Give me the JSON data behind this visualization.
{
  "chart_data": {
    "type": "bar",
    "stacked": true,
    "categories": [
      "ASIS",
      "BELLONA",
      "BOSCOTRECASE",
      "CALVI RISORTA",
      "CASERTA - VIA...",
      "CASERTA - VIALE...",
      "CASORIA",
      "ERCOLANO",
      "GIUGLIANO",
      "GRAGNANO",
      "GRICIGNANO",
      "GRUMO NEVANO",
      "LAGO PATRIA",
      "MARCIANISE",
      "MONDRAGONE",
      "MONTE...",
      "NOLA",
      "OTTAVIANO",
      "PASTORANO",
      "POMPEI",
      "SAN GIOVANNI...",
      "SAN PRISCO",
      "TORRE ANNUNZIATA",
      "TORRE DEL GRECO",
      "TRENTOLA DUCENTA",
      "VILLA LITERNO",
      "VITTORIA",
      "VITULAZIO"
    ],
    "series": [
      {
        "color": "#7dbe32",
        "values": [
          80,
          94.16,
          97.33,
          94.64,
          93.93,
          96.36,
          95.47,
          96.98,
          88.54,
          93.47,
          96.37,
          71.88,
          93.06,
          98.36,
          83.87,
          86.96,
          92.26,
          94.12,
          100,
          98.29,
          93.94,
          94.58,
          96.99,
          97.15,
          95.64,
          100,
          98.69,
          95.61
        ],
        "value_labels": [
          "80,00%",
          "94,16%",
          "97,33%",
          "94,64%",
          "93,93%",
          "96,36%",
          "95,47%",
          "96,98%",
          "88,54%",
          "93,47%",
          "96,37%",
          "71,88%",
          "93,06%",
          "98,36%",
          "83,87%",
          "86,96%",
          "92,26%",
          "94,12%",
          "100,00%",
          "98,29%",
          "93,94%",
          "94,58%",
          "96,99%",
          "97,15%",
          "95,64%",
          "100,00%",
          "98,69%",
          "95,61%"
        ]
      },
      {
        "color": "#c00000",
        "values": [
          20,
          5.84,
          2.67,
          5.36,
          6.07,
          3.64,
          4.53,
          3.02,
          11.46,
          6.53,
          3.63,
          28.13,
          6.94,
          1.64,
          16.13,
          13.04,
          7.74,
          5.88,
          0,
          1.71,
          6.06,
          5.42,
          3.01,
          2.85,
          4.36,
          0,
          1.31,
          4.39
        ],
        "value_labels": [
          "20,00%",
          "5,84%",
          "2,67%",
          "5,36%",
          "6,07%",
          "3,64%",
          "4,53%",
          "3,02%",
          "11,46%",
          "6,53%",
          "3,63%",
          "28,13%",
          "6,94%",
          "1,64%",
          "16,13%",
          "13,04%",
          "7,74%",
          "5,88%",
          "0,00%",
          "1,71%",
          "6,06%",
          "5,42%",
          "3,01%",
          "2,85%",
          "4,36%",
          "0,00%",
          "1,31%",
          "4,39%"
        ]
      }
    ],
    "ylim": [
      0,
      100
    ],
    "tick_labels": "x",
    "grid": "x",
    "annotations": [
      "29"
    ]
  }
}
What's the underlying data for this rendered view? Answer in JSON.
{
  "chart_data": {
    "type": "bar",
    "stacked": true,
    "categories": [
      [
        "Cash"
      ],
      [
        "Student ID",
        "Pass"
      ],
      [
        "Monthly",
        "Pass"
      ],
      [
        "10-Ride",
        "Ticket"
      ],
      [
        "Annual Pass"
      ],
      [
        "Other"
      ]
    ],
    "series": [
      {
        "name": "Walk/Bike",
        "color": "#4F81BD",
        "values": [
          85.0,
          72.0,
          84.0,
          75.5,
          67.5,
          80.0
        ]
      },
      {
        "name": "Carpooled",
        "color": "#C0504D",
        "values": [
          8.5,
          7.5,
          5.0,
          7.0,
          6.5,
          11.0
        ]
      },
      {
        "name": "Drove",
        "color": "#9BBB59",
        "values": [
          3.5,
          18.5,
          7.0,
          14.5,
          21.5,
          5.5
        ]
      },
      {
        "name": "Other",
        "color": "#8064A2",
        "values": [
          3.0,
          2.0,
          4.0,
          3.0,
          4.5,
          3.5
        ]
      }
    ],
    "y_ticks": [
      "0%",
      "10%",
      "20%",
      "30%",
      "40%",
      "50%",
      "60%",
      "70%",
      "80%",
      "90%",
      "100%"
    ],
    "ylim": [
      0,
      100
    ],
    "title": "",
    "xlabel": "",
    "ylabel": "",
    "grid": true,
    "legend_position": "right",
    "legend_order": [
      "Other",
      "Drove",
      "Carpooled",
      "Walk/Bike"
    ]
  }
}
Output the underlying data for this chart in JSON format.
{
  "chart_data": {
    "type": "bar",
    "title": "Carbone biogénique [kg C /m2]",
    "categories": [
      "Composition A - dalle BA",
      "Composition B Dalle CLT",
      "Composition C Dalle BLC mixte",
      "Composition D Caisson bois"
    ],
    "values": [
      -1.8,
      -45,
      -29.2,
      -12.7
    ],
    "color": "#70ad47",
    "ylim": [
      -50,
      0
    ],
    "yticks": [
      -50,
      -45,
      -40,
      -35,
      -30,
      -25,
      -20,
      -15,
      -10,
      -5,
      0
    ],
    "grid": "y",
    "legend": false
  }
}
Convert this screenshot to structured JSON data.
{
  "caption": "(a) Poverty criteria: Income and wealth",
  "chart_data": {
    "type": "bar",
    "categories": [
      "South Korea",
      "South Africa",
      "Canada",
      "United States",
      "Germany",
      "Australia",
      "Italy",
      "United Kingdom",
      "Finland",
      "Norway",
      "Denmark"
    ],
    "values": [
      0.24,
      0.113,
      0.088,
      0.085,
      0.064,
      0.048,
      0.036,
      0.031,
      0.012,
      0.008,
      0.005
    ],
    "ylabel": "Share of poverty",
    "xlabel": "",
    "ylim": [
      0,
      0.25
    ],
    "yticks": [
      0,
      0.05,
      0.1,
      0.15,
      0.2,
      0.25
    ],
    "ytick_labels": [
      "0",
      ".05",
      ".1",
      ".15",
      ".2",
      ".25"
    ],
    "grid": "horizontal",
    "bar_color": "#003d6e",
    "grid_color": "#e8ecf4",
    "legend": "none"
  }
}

_Work required_.
Copy out each line exactly.

_Response for this exercise_.
Give me the JSON data behind this visualization.
{
  "chart_data": {
    "type": "bar",
    "stacked": true,
    "categories": [
      "ASIS",
      "BELLONA",
      "BOSCOTRECASE",
      "CALVI RISORTA",
      "CASERTA - VIA...",
      "CASERTA - VIALE...",
      "CASORIA",
      "ERCOLANO",
      "GIUGLIANO",
      "GRAGNANO",
      "GRICIGNANO",
      "GRUMO NEVANO",
      "LAGO PATRIA",
      "MARCIANISE",
      "MONDRAGONE",
      "MONTE...",
      "NOLA",
      "OTTAVIANO",
      "PASTORANO",
      "POMPEI",
      "SAN GIOVANNI...",
      "SAN PRISCO",
      "TORRE ANNUNZIATA",
      "TORRE DEL GRECO",
      "TRENTOLA DUCENTA",
      "VILLA LITERNO",
      "VITTORIA",
      "VITULAZIO"
    ],
    "series": [
      {
        "color": "#7dbe32",
        "values": [
          80,
          94.16,
          97.33,
          94.64,
          93.93,
          96.36,
          95.47,
          96.98,
          88.54,
          93.47,
          96.37,
          71.88,
          93.06,
          98.36,
          83.87,
          86.96,
          92.26,
          94.12,
          100,
          98.29,
          93.94,
          94.58,
          96.99,
          97.15,
          95.64,
          100,
          98.69,
          95.61
        ],
        "value_labels": [
          "80,00%",
          "94,16%",
          "97,33%",
          "94,64%",
          "93,93%",
          "96,36%",
          "95,47%",
          "96,98%",
          "88,54%",
          "93,47%",
          "96,37%",
          "71,88%",
          "93,06%",
          "98,36%",
          "83,87%",
          "86,96%",
          "92,26%",
          "94,12%",
          "100,00%",
          "98,29%",
          "93,94%",
          "94,58%",
          "96,99%",
          "97,15%",
          "95,64%",
          "100,00%",
          "98,69%",
          "95,61%"
        ]
      },
      {
        "color": "#c00000",
        "values": [
          20,
          5.84,
          2.67,
          5.36,
          6.07,
          3.64,
          4.53,
          3.02,
          11.46,
          6.53,
          3.63,
          28.13,
          6.94,
          1.64,
          16.13,
          13.04,
          7.74,
          5.88,
          0,
          1.71,
          6.06,
          5.42,
          3.01,
          2.85,
          4.36,
          0,
          1.31,
          4.39
        ],
        "value_labels": [
          "20,00%",
          "5,84%",
          "2,67%",
          "5,36%",
          "6,07%",
          "3,64%",
          "4,53%",
          "3,02%",
          "11,46%",
          "6,53%",
          "3,63%",
          "28,13%",
          "6,94%",
          "1,64%",
          "16,13%",
          "13,04%",
          "7,74%",
          "5,88%",
          "0,00%",
          "1,71%",
          "6,06%",
          "5,42%",
          "3,01%",
          "2,85%",
          "4,36%",
          "0,00%",
          "1,31%",
          "4,39%"
        ]
      }
    ],
    "ylim": [
      0,
      100
    ],
    "tick_labels": "x",
    "grid": "x",
    "annotations": [
      "29"
    ]
  }
}
What's the underlying data for this rendered view? Answer in JSON.
{
  "chart_data": {
    "type": "bar",
    "stacked": true,
    "categories": [
      [
        "Cash"
      ],
      [
        "Student ID",
        "Pass"
      ],
      [
        "Monthly",
        "Pass"
      ],
      [
        "10-Ride",
        "Ticket"
      ],
      [
        "Annual Pass"
      ],
      [
        "Other"
      ]
    ],
    "series": [
      {
        "name": "Walk/Bike",
        "color": "#4F81BD",
        "values": [
          85.0,
          72.0,
          84.0,
          75.5,
          67.5,
          80.0
        ]
      },
      {
        "name": "Carpooled",
        "color": "#C0504D",
        "values": [
          8.5,
          7.5,
          5.0,
          7.0,
          6.5,
          11.0
        ]
      },
      {
        "name": "Drove",
        "color": "#9BBB59",
        "values": [
          3.5,
          18.5,
          7.0,
          14.5,
          21.5,
          5.5
        ]
      },
      {
        "name": "Other",
        "color": "#8064A2",
        "values": [
          3.0,
          2.0,
          4.0,
          3.0,
          4.5,
          3.5
        ]
      }
    ],
    "y_ticks": [
      "0%",
      "10%",
      "20%",
      "30%",
      "40%",
      "50%",
      "60%",
      "70%",
      "80%",
      "90%",
      "100%"
    ],
    "ylim": [
      0,
      100
    ],
    "title": "",
    "xlabel": "",
    "ylabel": "",
    "grid": true,
    "legend_position": "right",
    "legend_order": [
      "Other",
      "Drove",
      "Carpooled",
      "Walk/Bike"
    ]
  }
}
Output the underlying data for this chart in JSON format.
{
  "chart_data": {
    "type": "bar",
    "title": "Carbone biogénique [kg C /m2]",
    "categories": [
      "Composition A - dalle BA",
      "Composition B Dalle CLT",
      "Composition C Dalle BLC mixte",
      "Composition D Caisson bois"
    ],
    "values": [
      -1.8,
      -45,
      -29.2,
      -12.7
    ],
    "color": "#70ad47",
    "ylim": [
      -50,
      0
    ],
    "yticks": [
      -50,
      -45,
      -40,
      -35,
      -30,
      -25,
      -20,
      -15,
      -10,
      -5,
      0
    ],
    "grid": "y",
    "legend": false
  }
}
Convert this screenshot to structured JSON data.
{
  "caption": "(a) Poverty criteria: Income and wealth",
  "chart_data": {
    "type": "bar",
    "categories": [
      "South Korea",
      "South Africa",
      "Canada",
      "United States",
      "Germany",
      "Australia",
      "Italy",
      "United Kingdom",
      "Finland",
      "Norway",
      "Denmark"
    ],
    "values": [
      0.24,
      0.113,
      0.088,
      0.085,
      0.064,
      0.048,
      0.036,
      0.031,
      0.012,
      0.008,
      0.005
    ],
    "ylabel": "Share of poverty",
    "xlabel": "",
    "ylim": [
      0,
      0.25
    ],
    "yticks": [
      0,
      0.05,
      0.1,
      0.15,
      0.2,
      0.25
    ],
    "ytick_labels": [
      "0",
      ".05",
      ".1",
      ".15",
      ".2",
      ".25"
    ],
    "grid": "horizontal",
    "bar_color": "#003d6e",
    "grid_color": "#e8ecf4",
    "legend": "none"
  }
}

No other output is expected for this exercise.